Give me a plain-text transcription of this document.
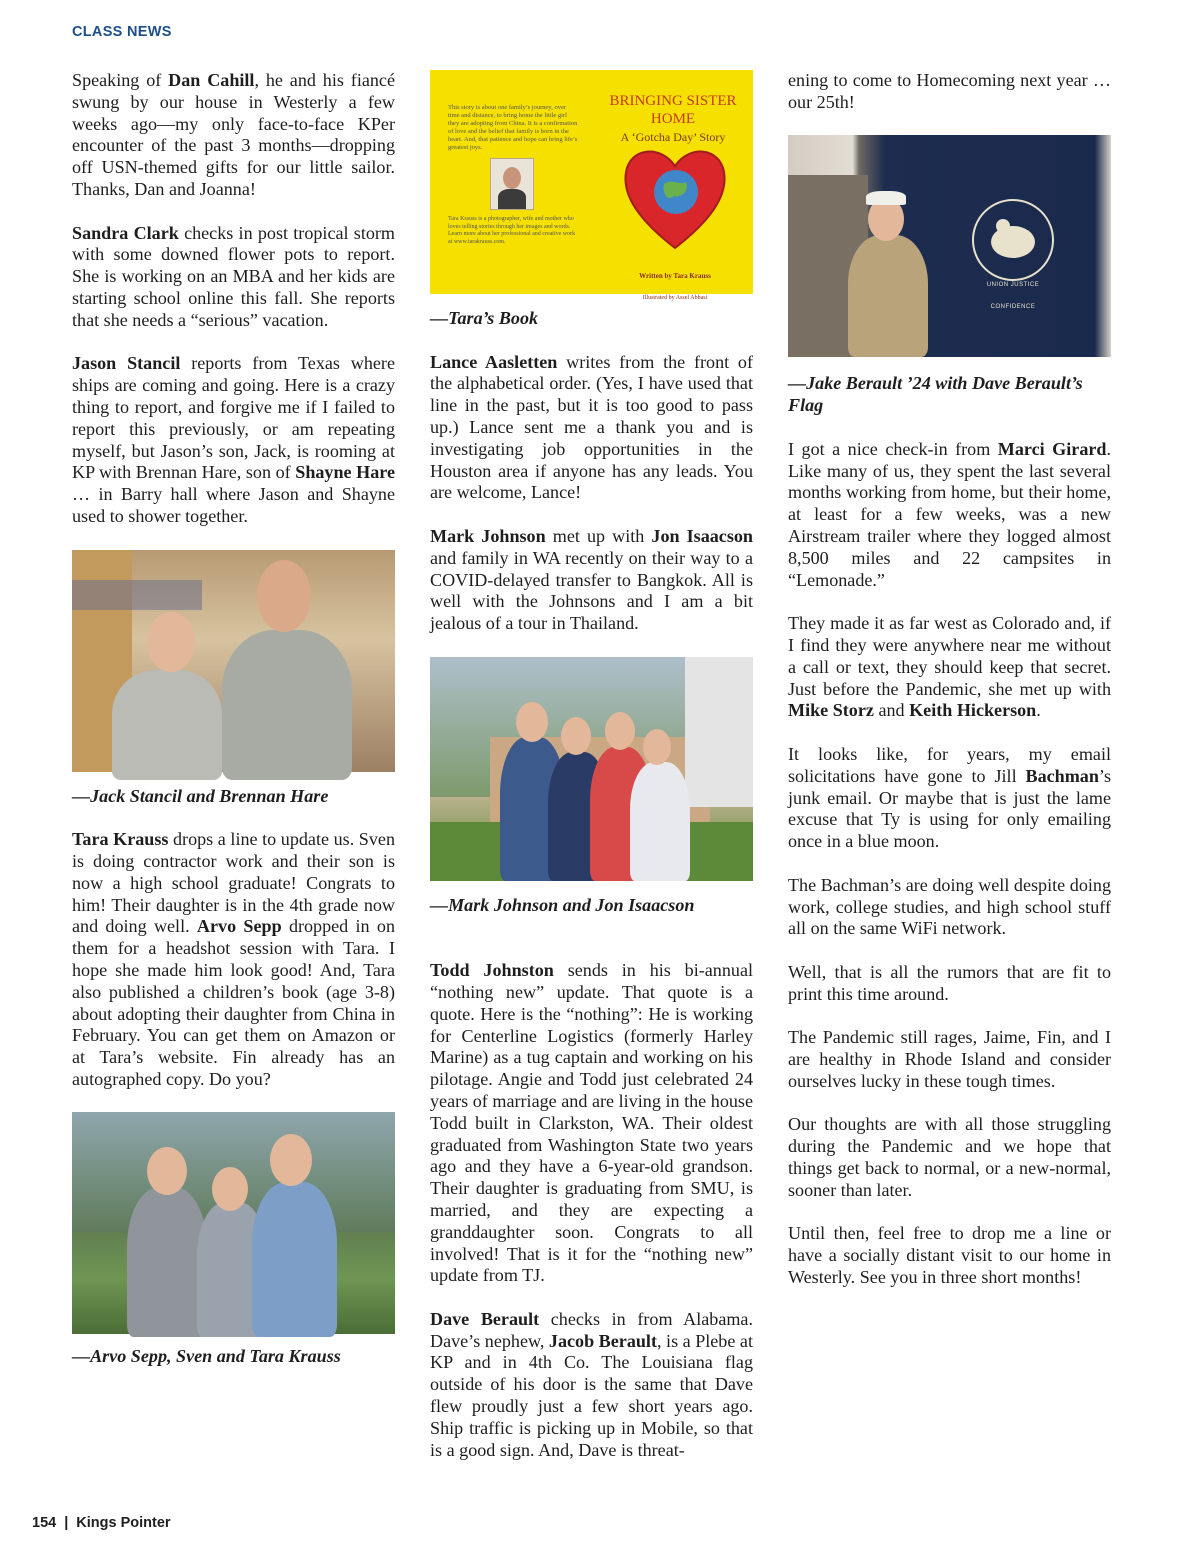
CLASS NEWS

Speaking of Dan Cahill, he and his fiancé swung by our house in Westerly a few weeks ago—my only face-to-face KPer encounter of the past 3 months—dropping off USN-themed gifts for our little sailor. Thanks, Dan and Joanna!

Sandra Clark checks in post tropical storm with some downed flower pots to report. She is working on an MBA and her kids are starting school online this fall. She reports that she needs a “serious” vacation.

Jason Stancil reports from Texas where ships are coming and going. Here is a crazy thing to report, and forgive me if I failed to report this previously, or am repeating myself, but Jason’s son, Jack, is rooming at KP with Brennan Hare, son of Shayne Hare … in Barry hall where Jason and Shayne used to shower together.

—Jack Stancil and Brennan Hare

Tara Krauss drops a line to update us. Sven is doing contractor work and their son is now a high school graduate! Congrats to him! Their daughter is in the 4th grade now and doing well. Arvo Sepp dropped in on them for a headshot session with Tara. I hope she made him look good! And, Tara also published a children’s book (age 3-8) about adopting their daughter from China in February. You can get them on Amazon or at Tara’s website. Fin already has an autographed copy. Do you?

—Arvo Sepp, Sven and Tara Krauss

This story is about one family’s journey, over time and distance, to bring home the little girl they are adopting from China. It is a confirmation of love and the belief that family is born in the heart. And, that patience and hope can bring life’s greatest joys.
Tara Krauss is a photographer, wife and mother who loves telling stories through her images and words. Learn more about her professional and creative work at www.tarakrauss.com.
BRINGING SISTER HOME
A ‘Gotcha Day’ Story
Written by Tara Krauss
Illustrated by Assel Abbasi

—Tara’s Book

Lance Aasletten writes from the front of the alphabetical order. (Yes, I have used that line in the past, but it is too good to pass up.) Lance sent me a thank you and is investigating job opportunities in the Houston area if anyone has any leads. You are welcome, Lance!

Mark Johnson met up with Jon Isaacson and family in WA recently on their way to a COVID-delayed transfer to Bangkok. All is well with the Johnsons and I am a bit jealous of a tour in Thailand.

—Mark Johnson and Jon Isaacson

Todd Johnston sends in his bi-annual “nothing new” update. That quote is a quote. Here is the “nothing”: He is working for Centerline Logistics (formerly Harley Marine) as a tug captain and working on his pilotage. Angie and Todd just celebrated 24 years of marriage and are living in the house Todd built in Clarkston, WA. Their oldest graduated from Washington State two years ago and they have a 6-year-old grandson. Their daughter is graduating from SMU, is married, and they are expecting a granddaughter soon. Congrats to all involved! That is it for the “nothing new” update from TJ.

Dave Berault checks in from Alabama. Dave’s nephew, Jacob Berault, is a Plebe at KP and in 4th Co. The Louisiana flag outside of his door is the same that Dave flew proudly just a few short years ago. Ship traffic is picking up in Mobile, so that is a good sign. And, Dave is threat-

ening to come to Homecoming next year … our 25th!

UNION JUSTICE CONFIDENCE

—Jake Berault ’24 with Dave Berault’s Flag

I got a nice check-in from Marci Girard. Like many of us, they spent the last several months working from home, but their home, at least for a few weeks, was a new Airstream trailer where they logged almost 8,500 miles and 22 campsites in “Lemonade.”

They made it as far west as Colorado and, if I find they were anywhere near me without a call or text, they should keep that secret. Just before the Pandemic, she met up with Mike Storz and Keith Hickerson.

It looks like, for years, my email solicitations have gone to Jill Bachman’s junk email. Or maybe that is just the lame excuse that Ty is using for only emailing once in a blue moon.

The Bachman’s are doing well despite doing work, college studies, and high school stuff all on the same WiFi network.

Well, that is all the rumors that are fit to print this time around.

The Pandemic still rages, Jaime, Fin, and I are healthy in Rhode Island and consider ourselves lucky in these tough times.

Our thoughts are with all those struggling during the Pandemic and we hope that things get back to normal, or a new-normal, sooner than later.

Until then, feel free to drop me a line or have a socially distant visit to our home in Westerly. See you in three short months!

154 | Kings Pointer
##############################
_Task:_ Go through the records and gather the lines that hold "Isaacson".

_Expected output:_
Mark Johnson met up with Jon Isaacson and family in WA recently on their way to a COVID-delayed transfer to Bangkok. All is well with the Johnsons and I am a bit jealous of a tour in Thailand.
—Mark Johnson and Jon Isaacson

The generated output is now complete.